What you should do
Write out the lines below word for word, leaving out the picture.

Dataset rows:
----------

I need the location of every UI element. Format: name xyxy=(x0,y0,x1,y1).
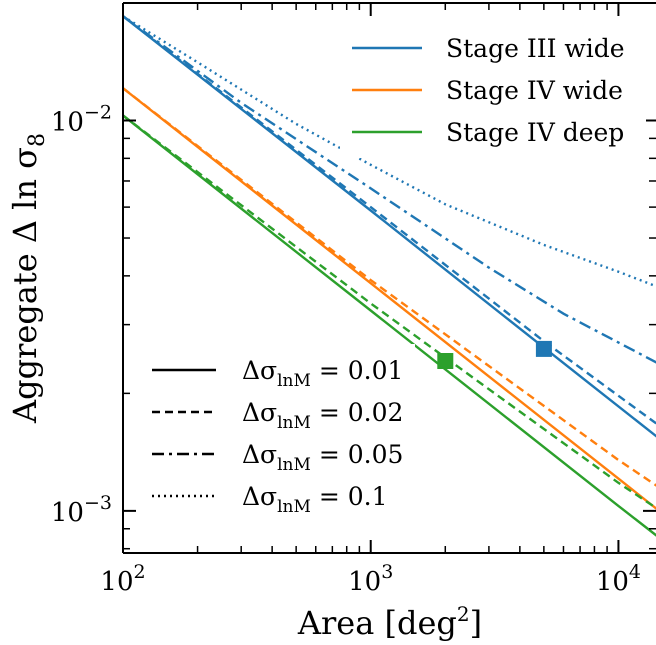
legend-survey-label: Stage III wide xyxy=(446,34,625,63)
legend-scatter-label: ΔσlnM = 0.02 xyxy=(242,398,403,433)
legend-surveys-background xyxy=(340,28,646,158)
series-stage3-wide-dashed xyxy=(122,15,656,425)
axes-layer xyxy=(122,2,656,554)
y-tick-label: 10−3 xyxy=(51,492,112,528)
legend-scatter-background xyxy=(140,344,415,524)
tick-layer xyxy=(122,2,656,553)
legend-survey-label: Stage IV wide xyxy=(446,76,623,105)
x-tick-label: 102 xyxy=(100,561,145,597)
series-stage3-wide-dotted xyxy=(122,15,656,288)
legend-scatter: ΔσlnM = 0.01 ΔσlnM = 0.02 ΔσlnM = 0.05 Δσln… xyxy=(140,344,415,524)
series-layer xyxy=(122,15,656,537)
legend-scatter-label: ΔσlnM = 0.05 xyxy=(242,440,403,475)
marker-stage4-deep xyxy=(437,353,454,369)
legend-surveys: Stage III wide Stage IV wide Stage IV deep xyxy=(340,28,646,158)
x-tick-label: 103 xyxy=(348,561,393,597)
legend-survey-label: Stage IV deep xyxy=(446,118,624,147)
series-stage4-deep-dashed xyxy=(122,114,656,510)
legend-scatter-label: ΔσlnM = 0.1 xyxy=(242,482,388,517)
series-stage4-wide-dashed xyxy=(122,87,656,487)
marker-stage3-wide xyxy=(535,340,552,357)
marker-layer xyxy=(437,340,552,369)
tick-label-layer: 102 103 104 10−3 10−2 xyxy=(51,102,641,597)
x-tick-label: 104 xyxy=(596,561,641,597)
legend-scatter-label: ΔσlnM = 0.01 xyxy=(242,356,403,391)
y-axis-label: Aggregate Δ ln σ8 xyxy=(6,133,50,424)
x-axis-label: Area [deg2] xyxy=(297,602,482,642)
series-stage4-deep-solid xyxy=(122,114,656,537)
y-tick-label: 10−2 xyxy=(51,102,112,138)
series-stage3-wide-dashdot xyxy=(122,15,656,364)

----------

Solution for this task
I need the location of every UI element. Format: name xyxy=(x0,y0,x1,y1).
legend-survey-label: Stage III wide xyxy=(446,34,625,63)
legend-scatter-label: ΔσlnM = 0.02 xyxy=(242,398,403,433)
legend-surveys-background xyxy=(340,28,646,158)
series-stage3-wide-dashed xyxy=(122,15,656,425)
axes-layer xyxy=(122,2,656,554)
y-tick-label: 10−3 xyxy=(51,492,112,528)
legend-scatter-background xyxy=(140,344,415,524)
tick-layer xyxy=(122,2,656,553)
legend-survey-label: Stage IV wide xyxy=(446,76,623,105)
x-tick-label: 102 xyxy=(100,561,145,597)
series-stage3-wide-dotted xyxy=(122,15,656,288)
legend-scatter: ΔσlnM = 0.01 ΔσlnM = 0.02 ΔσlnM = 0.05 Δσln… xyxy=(140,344,415,524)
series-layer xyxy=(122,15,656,537)
legend-scatter-label: ΔσlnM = 0.05 xyxy=(242,440,403,475)
marker-stage4-deep xyxy=(437,353,454,369)
legend-surveys: Stage III wide Stage IV wide Stage IV deep xyxy=(340,28,646,158)
x-tick-label: 103 xyxy=(348,561,393,597)
legend-survey-label: Stage IV deep xyxy=(446,118,624,147)
series-stage4-deep-dashed xyxy=(122,114,656,510)
legend-scatter-label: ΔσlnM = 0.1 xyxy=(242,482,388,517)
series-stage4-wide-dashed xyxy=(122,87,656,487)
marker-stage3-wide xyxy=(535,340,552,357)
marker-layer xyxy=(437,340,552,369)
tick-label-layer: 102 103 104 10−3 10−2 xyxy=(51,102,641,597)
x-tick-label: 104 xyxy=(596,561,641,597)
legend-scatter-label: ΔσlnM = 0.01 xyxy=(242,356,403,391)
y-axis-label: Aggregate Δ ln σ8 xyxy=(6,133,50,424)
x-axis-label: Area [deg2] xyxy=(297,602,482,642)
series-stage4-deep-solid xyxy=(122,114,656,537)
y-tick-label: 10−2 xyxy=(51,102,112,138)
series-stage3-wide-dashdot xyxy=(122,15,656,364)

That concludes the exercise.